## Written request
Every line below that mentions the word "this" should be copied out.

◆ ◆ ◆ ◆

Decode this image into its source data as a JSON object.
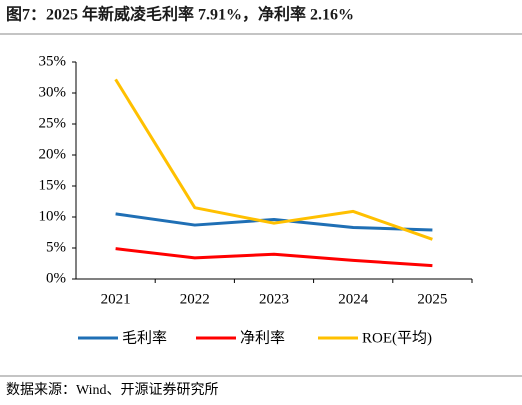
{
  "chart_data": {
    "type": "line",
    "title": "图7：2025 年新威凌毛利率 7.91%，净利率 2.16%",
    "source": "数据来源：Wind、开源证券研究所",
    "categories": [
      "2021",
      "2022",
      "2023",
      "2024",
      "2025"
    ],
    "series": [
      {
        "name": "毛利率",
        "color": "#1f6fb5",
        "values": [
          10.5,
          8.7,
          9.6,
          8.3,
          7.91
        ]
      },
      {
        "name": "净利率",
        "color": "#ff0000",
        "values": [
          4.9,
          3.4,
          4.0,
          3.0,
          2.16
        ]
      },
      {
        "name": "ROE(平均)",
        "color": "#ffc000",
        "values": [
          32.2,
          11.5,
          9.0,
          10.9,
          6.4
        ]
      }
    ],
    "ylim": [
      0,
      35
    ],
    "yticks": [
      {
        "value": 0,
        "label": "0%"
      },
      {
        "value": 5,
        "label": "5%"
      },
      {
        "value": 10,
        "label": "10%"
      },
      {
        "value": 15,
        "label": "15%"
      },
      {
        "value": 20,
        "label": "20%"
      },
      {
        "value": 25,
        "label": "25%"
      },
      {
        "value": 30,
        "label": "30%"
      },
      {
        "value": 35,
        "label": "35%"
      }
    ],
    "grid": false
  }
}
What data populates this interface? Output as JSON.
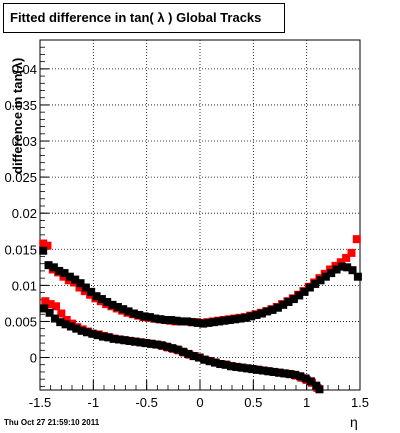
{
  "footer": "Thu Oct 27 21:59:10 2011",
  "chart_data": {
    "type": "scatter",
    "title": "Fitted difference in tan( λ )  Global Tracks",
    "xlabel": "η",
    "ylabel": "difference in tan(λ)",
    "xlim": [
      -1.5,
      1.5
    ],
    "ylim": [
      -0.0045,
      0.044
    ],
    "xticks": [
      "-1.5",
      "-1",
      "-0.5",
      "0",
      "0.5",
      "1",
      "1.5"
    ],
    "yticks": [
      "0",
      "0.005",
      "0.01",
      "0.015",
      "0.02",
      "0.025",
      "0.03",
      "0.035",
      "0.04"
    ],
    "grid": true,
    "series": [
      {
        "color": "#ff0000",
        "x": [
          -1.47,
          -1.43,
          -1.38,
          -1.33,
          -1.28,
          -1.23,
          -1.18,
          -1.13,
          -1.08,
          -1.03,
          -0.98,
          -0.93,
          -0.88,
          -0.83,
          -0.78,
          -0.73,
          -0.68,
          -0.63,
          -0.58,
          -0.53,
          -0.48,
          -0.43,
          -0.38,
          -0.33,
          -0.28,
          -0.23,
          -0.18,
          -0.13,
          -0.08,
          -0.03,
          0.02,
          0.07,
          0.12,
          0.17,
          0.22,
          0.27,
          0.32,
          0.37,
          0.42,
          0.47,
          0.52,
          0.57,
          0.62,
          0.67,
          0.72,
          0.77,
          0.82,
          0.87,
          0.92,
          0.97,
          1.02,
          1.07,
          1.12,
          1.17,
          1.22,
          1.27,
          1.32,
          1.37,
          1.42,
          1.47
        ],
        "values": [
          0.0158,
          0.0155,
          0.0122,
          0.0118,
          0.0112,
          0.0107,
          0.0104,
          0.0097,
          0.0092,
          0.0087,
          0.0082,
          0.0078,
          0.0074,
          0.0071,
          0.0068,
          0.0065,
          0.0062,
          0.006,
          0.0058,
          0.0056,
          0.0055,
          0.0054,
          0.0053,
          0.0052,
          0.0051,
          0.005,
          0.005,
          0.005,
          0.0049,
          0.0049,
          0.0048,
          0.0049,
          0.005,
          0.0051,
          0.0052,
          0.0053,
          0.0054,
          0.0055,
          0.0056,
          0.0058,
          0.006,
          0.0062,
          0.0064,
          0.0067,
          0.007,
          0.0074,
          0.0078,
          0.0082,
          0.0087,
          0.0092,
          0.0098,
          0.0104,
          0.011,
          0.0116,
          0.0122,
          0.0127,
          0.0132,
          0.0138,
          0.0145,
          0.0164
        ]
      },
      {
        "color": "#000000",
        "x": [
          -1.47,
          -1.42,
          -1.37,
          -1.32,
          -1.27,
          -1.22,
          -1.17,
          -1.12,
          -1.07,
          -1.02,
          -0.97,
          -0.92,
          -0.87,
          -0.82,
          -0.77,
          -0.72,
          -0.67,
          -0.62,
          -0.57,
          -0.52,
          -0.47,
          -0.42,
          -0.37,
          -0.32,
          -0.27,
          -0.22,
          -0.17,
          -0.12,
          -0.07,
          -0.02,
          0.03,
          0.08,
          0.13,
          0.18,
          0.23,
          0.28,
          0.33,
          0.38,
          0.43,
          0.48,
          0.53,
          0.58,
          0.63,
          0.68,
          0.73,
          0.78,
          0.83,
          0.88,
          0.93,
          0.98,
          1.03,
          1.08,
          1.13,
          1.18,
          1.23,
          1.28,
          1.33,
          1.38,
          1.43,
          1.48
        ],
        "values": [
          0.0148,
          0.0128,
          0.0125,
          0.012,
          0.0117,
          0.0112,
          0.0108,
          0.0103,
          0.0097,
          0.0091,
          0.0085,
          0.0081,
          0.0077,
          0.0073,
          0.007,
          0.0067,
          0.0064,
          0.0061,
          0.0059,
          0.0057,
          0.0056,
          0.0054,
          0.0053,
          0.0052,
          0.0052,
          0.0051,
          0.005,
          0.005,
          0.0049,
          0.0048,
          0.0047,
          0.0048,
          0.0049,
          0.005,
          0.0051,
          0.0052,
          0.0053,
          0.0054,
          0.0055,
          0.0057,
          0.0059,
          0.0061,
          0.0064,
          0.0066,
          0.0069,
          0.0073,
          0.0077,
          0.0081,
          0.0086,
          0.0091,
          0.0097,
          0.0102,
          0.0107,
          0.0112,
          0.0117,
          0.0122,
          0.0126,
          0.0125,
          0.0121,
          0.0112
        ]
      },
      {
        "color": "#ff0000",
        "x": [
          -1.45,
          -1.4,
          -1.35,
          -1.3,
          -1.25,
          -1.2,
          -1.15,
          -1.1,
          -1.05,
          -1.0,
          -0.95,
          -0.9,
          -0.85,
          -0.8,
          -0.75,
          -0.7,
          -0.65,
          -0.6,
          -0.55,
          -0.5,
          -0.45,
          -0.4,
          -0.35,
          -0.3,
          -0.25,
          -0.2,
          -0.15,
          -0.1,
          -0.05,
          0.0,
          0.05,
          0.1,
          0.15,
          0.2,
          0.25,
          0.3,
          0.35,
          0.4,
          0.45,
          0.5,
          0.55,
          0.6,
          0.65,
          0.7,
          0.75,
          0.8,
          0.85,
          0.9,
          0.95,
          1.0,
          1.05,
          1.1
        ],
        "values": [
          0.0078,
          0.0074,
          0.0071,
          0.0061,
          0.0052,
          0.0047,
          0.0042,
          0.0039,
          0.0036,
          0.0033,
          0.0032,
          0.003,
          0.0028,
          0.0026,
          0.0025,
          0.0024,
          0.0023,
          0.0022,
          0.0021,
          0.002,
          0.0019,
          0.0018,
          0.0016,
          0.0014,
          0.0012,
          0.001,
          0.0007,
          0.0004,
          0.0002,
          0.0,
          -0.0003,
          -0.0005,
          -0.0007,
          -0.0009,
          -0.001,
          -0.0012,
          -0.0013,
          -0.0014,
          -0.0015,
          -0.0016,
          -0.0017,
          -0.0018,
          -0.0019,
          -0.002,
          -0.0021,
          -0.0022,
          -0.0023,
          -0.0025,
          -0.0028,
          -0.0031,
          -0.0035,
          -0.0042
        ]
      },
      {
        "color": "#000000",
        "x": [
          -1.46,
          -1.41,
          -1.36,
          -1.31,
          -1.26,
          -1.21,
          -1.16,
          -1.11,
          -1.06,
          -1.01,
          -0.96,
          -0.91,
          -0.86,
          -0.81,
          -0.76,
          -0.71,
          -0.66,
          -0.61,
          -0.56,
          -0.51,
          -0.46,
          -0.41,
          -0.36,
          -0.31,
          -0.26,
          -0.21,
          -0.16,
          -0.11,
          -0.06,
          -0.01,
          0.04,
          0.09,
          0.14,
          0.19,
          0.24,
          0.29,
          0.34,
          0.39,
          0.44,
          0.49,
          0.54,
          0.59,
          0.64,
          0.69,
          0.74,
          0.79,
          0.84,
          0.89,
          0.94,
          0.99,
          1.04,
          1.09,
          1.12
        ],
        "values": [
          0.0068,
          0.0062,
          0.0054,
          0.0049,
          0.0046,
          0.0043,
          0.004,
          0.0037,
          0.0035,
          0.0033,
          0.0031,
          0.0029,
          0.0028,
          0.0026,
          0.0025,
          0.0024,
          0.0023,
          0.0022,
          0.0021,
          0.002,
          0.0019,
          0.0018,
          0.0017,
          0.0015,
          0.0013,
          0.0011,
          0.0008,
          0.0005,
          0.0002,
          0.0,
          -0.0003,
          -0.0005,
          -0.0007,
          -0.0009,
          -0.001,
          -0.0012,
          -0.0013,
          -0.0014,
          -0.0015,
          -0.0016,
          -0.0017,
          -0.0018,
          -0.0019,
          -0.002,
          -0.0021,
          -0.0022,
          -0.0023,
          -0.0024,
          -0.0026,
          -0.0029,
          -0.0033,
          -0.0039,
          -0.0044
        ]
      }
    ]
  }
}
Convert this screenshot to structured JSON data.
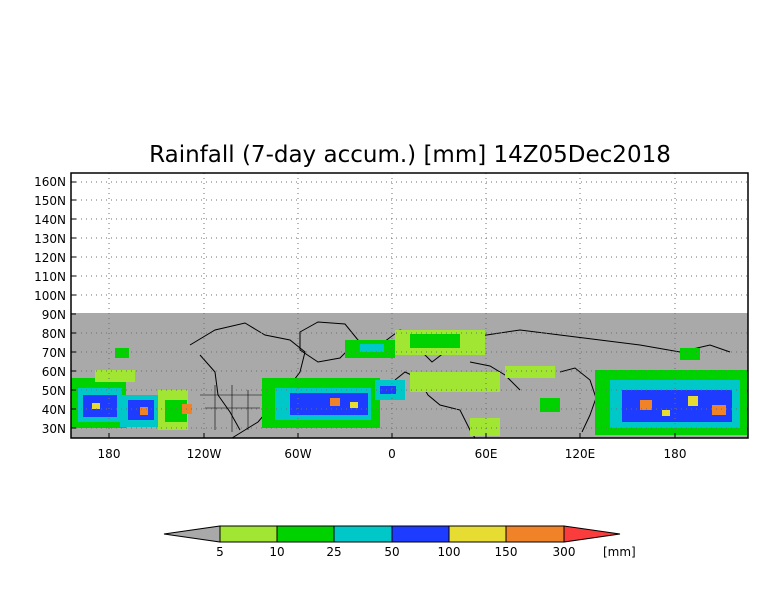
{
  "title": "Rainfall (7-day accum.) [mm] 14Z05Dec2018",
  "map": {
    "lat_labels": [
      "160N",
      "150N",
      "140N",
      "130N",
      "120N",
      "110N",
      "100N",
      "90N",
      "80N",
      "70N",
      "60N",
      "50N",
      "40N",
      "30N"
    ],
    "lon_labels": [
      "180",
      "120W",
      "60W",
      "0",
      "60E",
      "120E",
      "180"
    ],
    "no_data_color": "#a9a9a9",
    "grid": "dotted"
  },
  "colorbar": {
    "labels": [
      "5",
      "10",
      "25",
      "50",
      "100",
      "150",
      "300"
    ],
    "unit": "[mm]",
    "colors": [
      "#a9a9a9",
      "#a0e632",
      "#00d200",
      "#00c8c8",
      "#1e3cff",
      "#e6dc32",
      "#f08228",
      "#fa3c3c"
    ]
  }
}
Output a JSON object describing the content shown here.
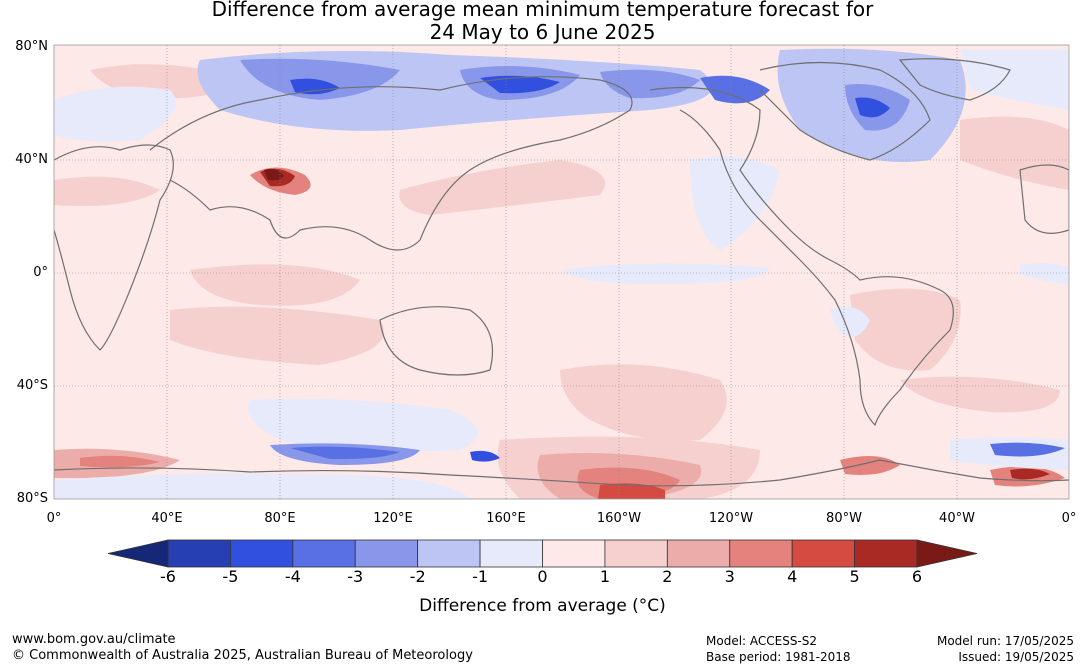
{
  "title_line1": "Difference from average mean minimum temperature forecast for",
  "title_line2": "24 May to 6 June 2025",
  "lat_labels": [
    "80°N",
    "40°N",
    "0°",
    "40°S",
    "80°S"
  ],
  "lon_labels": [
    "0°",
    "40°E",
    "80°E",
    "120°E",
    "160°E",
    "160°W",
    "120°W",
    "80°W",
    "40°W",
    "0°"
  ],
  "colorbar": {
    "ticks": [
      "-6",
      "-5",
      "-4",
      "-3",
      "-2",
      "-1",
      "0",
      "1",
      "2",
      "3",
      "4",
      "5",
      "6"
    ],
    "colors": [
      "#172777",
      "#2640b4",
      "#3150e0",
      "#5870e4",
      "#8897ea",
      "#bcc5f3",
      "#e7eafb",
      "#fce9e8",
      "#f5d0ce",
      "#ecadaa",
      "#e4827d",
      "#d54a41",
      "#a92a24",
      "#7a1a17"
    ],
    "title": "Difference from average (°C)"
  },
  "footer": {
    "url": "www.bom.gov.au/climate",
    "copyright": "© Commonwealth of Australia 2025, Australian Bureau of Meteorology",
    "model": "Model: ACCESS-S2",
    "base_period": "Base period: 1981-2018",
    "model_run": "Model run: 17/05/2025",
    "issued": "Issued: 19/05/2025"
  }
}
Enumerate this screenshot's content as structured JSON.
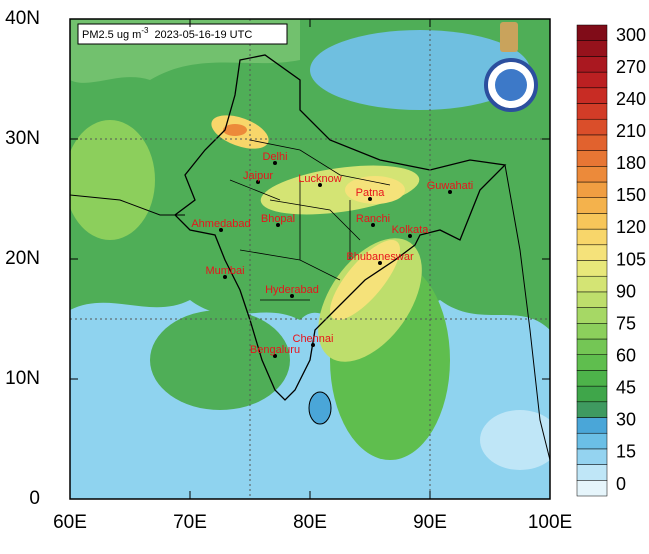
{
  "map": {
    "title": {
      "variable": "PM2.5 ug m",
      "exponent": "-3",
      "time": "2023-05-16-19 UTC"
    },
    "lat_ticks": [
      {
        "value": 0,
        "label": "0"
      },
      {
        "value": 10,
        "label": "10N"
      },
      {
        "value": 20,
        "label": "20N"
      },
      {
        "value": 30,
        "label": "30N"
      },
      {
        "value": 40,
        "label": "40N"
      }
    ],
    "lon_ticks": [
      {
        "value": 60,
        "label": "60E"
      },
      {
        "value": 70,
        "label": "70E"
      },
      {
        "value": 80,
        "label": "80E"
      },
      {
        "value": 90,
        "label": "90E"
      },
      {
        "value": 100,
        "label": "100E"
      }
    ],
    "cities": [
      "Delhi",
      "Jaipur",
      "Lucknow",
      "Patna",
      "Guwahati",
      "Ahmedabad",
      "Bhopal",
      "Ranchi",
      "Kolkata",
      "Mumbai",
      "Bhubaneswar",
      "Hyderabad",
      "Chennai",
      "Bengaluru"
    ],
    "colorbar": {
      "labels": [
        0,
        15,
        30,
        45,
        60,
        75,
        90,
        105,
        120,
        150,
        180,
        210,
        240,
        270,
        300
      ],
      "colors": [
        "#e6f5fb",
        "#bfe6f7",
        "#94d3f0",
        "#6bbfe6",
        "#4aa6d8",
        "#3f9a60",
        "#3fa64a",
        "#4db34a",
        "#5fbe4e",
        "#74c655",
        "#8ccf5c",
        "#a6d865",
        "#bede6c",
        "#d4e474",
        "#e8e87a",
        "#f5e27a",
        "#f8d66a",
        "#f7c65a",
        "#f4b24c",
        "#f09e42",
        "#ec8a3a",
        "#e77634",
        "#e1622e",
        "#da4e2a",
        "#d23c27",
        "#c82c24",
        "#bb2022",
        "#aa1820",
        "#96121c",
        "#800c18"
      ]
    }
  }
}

◆ ◆ ◆ ◆

## The solution
Decode this image into its source data as a JSON object.
What data populates this interface? Output as JSON.
Convert this screenshot to structured JSON data.
Enumerate this screenshot's content as structured JSON.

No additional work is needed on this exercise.